CROISSANCE DE NOTRE FORCE ET DESAGREGATION PROGRESSIVE DU POUVOIR

Dans le contexte actuel, la victoire des ouvrières de Vertbaudet n’est pas anodine.
Elle rend visible l’évolution des rapports de force en cours dans le contexte général du mouvement contre la réforme des retraites. Elle est le premier signe d’un basculement des rapports de forces.
Leur grève a pris une portée nationale au moins par deux fois.
Une première fois par la violence d’un niveau inédit depuis longtemps de la police dans une grève et par l’intervention d’une milice fascisante dans un lieu, Tourcoing, lié à Darmanin, dans un groupe capitaliste lui-aussi lié à Darmanin par le fils de Fillon, directeur dans le groupe Equistone propriétaire de Vertbaudet, un important groupe d’investissement présent dans de nombreuses entreprises françaises de Spie Batignolles à Domus VI en passant par Novares, Gerflor ou encore Webhelp et bien d’autres.
On ne peut pas séparer la politique violemment anti-ouvrière et les méthodes fascistes chez Vertbaudet de la politique générale ultra-violente de Darmanin qui essaie de se positionner comme recours possible entre Macron et le RN. Il faisait là une démonstration nationale. La victoire des ouvrières de Vertbaudet est dont aussi une défaite de Darmanin. Elle montre également par le recul d’Equistone qu’au moins un grand groupe capitaliste ne soutient plus cette politique si elle aboutit à renforcer la détermination de la classe ouvrière. Ce n’est certes qu’un seul groupe capitaliste qui renonce ainsi et préfère négocier plutôt qu’essayer d’écraser, mais ce n’est pas un petit groupe et c’est un groupe lié à Darmanin. Si on associe ce fait à l’isolement politique progressif du pouvoir, cela sonne comme l’amorce du lâchage également du pouvoir économique.
La seconde fois où la grève des ouvrières de Verbaudet a été « nationalisée », c’est lorsque la nouvelle secrétaire générale de la CGT, Sophie Binet, a déclaré qu’elle faisait de ce conflit un conflit national et a avertit la direction de Vertbaudet que si elle ne négociait pas, ce serait les 600 000 membres de la CGT qui entreraient en action. Or, cette déclaration suivait l’initiative de militants CGT des Bouches du Rhône qui avaient investi un magasin Vertbaudet dans leur région incitant toutes les structures CGT du pays à faire de même. Quelques unes avaient suivi. Sophie Binet avait alors donné une date ultimatum à l’exécution de sa menace… et la direction de Vertbaudet/Equistone s’est exécutée. Or cette attitude nouvelle de la direction de la CGT, est elle-même le reflet du mouvement des retraites qui a impacté le congrès national de CGT au mois de mars, le poussant clairement plus à gauche, en même temps que ces premiers mois de l’année, plus de 100 000 personnes rejoignaient les syndicats sur une base combative.

_Données fournies_:
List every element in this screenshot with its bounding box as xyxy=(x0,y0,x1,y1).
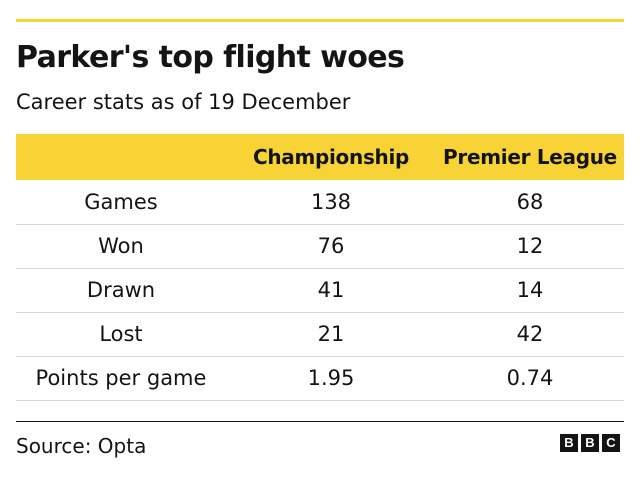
bottom-rule xyxy=(16,421,624,422)
cell-games-championship: 138 xyxy=(310,189,352,214)
bbc-logo-letter: C xyxy=(602,434,620,452)
table-row: Points per game 1.95 0.74 xyxy=(16,356,624,400)
table-row: Won 76 12 xyxy=(16,224,624,268)
chart-title: Parker's top flight woes xyxy=(16,40,405,75)
cell-lost-premier-league: 42 xyxy=(516,322,544,346)
column-header-premier-league: Premier League xyxy=(443,145,617,169)
row-label-won: Won xyxy=(98,234,144,258)
row-label-lost: Lost xyxy=(99,322,143,346)
cell-ppg-premier-league: 0.74 xyxy=(506,366,554,390)
row-label-points-per-game: Points per game xyxy=(35,366,207,390)
table-row: Lost 21 42 xyxy=(16,312,624,356)
chart-subtitle: Career stats as of 19 December xyxy=(16,90,351,114)
bbc-logo-letter: B xyxy=(560,434,578,452)
table-header-row: Championship Premier League xyxy=(16,134,624,180)
cell-ppg-championship: 1.95 xyxy=(307,366,355,390)
cell-drawn-championship: 41 xyxy=(317,278,345,302)
table-row: Games 138 68 xyxy=(16,180,624,224)
table-row: Drawn 41 14 xyxy=(16,268,624,312)
bbc-logo: B B C xyxy=(560,434,620,452)
stats-table: Championship Premier League Games 138 68… xyxy=(16,134,624,401)
bbc-logo-letter: B xyxy=(581,434,599,452)
column-header-blank xyxy=(16,134,226,180)
column-header-championship: Championship xyxy=(252,145,410,169)
row-label-games: Games xyxy=(84,189,158,214)
cell-lost-championship: 21 xyxy=(317,322,345,346)
cell-drawn-premier-league: 14 xyxy=(516,278,544,302)
cell-won-premier-league: 12 xyxy=(516,234,544,258)
cell-won-championship: 76 xyxy=(317,234,345,258)
source-note: Source: Opta xyxy=(16,434,147,458)
row-label-drawn: Drawn xyxy=(86,278,156,302)
top-rule xyxy=(16,19,624,22)
cell-games-premier-league: 68 xyxy=(516,189,544,214)
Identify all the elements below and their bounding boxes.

_Consignes à suivre_:
• 1. D'après l'extrait sur la grève chez Vertbaudet, quel groupe d'investissement possède Vertbaudet ?
• 2. Dans les lignes fournies, recopiez telles quelles celles qui vont de la ligne contenant "bottom-rule xyxy=(16,421,624,422)" jusqu'à celle contenant "cell-lost-premier-league: 42 xyxy=(516,322,544,346)", toutes deux comprises.
L'extrait et les lignes fournies n'ont aucun lien entre eux.

_Réponses par consigne_:
• 1. Le groupe Equistone.

• 2.
bottom-rule xyxy=(16,421,624,422)
cell-games-championship: 138 xyxy=(310,189,352,214)
bbc-logo-letter: C xyxy=(602,434,620,452)
table-row: Points per game 1.95 0.74 xyxy=(16,356,624,400)
table-row: Won 76 12 xyxy=(16,224,624,268)
chart-title: Parker's top flight woes xyxy=(16,40,405,75)
cell-lost-premier-league: 42 xyxy=(516,322,544,346)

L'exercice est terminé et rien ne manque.